_CHALLENGE_
Using the data below, copy every line that contains the word "caption".

[Dataset rows]
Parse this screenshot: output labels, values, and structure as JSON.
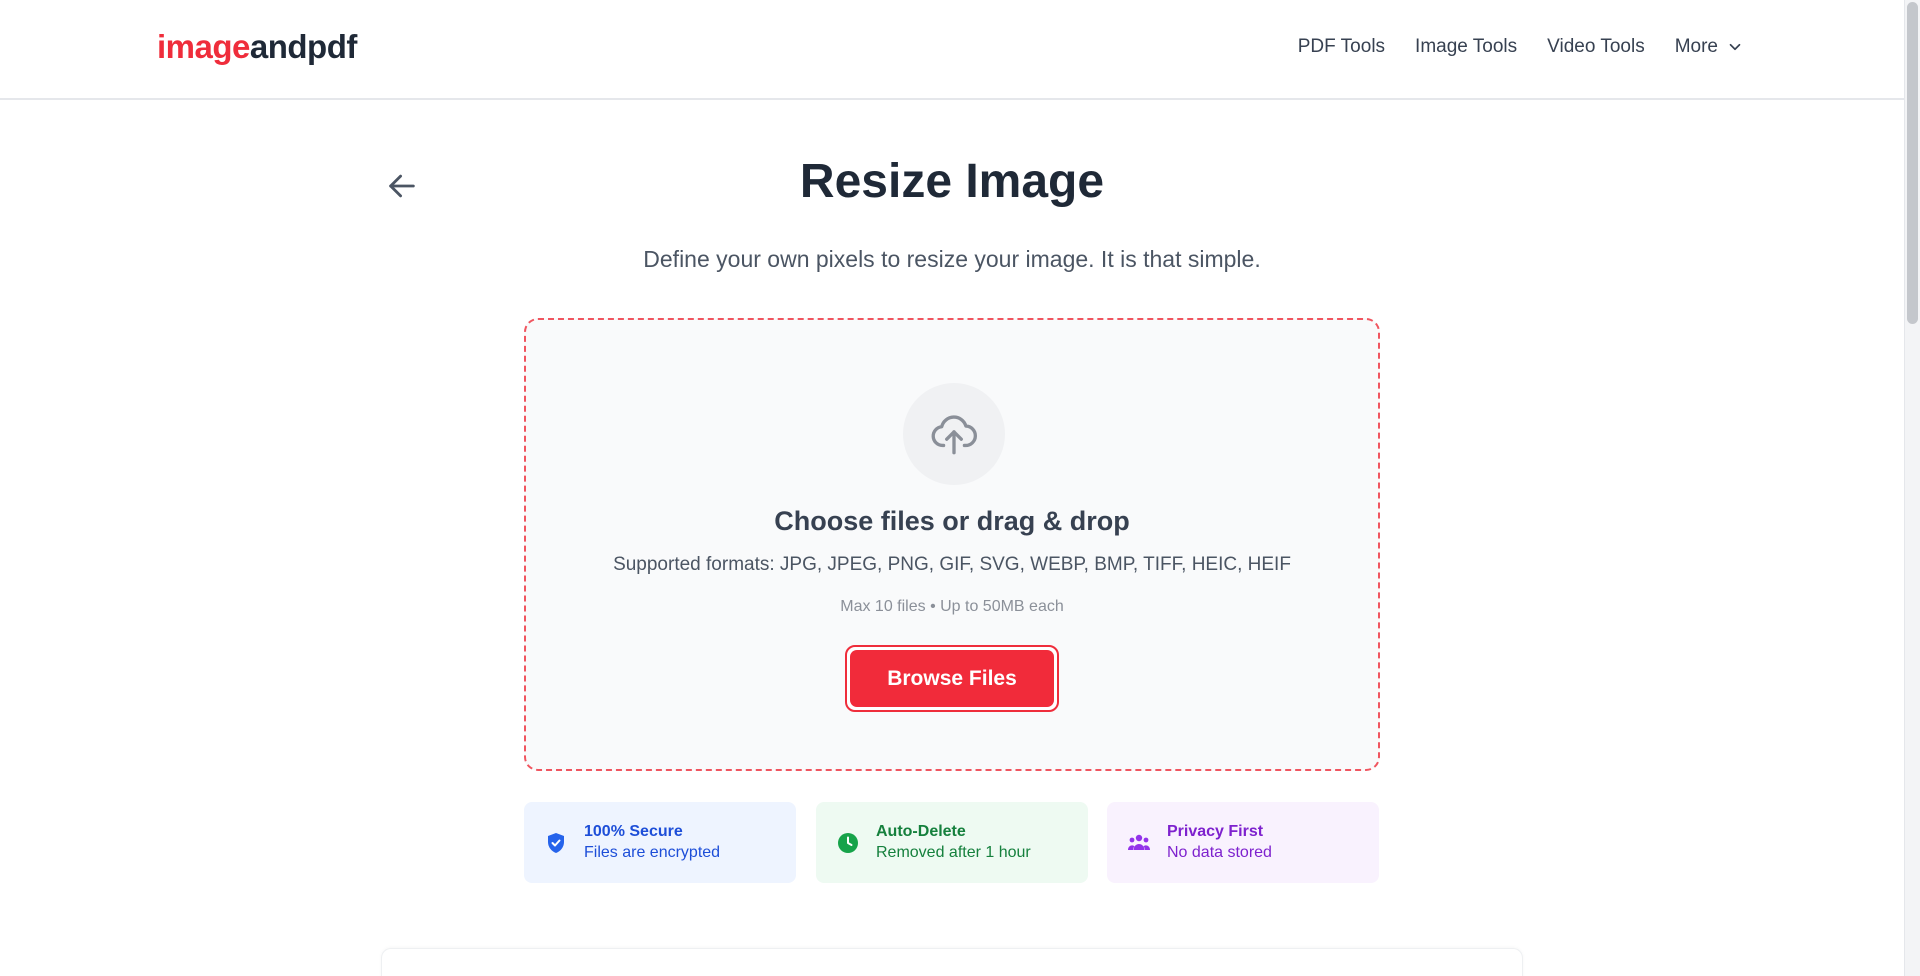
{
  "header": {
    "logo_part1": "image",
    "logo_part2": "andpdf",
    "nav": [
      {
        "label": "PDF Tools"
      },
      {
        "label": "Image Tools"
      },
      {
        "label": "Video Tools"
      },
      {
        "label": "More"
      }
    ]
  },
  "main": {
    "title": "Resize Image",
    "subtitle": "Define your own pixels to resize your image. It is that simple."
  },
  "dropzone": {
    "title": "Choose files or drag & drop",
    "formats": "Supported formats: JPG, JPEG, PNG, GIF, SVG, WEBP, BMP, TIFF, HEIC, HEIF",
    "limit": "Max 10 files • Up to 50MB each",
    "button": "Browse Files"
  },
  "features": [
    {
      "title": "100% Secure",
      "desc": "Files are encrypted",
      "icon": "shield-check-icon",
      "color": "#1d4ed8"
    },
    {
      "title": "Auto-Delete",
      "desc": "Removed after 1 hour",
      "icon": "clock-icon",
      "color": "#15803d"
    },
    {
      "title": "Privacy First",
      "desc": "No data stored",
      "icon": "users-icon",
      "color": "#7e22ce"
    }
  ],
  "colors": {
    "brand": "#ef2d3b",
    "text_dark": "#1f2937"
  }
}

...

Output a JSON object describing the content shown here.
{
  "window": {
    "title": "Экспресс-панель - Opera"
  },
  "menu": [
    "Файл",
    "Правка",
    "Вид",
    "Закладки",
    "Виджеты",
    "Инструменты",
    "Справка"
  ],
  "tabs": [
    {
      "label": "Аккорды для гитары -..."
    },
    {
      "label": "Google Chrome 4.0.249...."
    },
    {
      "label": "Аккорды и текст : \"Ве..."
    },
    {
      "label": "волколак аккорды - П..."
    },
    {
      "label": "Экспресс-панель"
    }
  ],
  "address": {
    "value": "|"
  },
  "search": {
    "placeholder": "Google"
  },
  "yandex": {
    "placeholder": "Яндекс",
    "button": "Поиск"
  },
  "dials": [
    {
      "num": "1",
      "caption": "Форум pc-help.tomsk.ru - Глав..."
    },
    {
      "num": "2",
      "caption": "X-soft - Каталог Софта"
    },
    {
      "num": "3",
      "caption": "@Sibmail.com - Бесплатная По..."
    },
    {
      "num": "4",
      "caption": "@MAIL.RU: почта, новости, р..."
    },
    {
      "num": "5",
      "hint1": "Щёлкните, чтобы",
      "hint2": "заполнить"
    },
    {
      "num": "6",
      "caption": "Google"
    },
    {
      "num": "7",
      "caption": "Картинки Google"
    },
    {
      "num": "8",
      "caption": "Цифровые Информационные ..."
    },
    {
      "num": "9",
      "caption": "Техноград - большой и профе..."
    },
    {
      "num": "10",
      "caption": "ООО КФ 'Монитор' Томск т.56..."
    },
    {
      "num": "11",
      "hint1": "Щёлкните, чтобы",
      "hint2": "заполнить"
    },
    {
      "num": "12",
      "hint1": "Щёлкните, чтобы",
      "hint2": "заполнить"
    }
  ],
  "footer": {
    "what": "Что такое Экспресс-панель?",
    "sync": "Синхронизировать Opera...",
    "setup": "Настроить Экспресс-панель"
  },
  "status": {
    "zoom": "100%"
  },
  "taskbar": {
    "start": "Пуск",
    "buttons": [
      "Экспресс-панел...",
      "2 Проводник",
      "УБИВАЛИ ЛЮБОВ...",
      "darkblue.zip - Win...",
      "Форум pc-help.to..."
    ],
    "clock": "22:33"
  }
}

_RESPONSE TO THIS TASK_
      "caption": "Форум pc-help.tomsk.ru - Глав..."
      "caption": "X-soft - Каталог Софта"
      "caption": "@Sibmail.com - Бесплатная По..."
      "caption": "@MAIL.RU: почта, новости, р..."
      "caption": "Google"
      "caption": "Картинки Google"
      "caption": "Цифровые Информационные ..."
      "caption": "Техноград - большой и профе..."
      "caption": "ООО КФ 'Монитор' Томск т.56..."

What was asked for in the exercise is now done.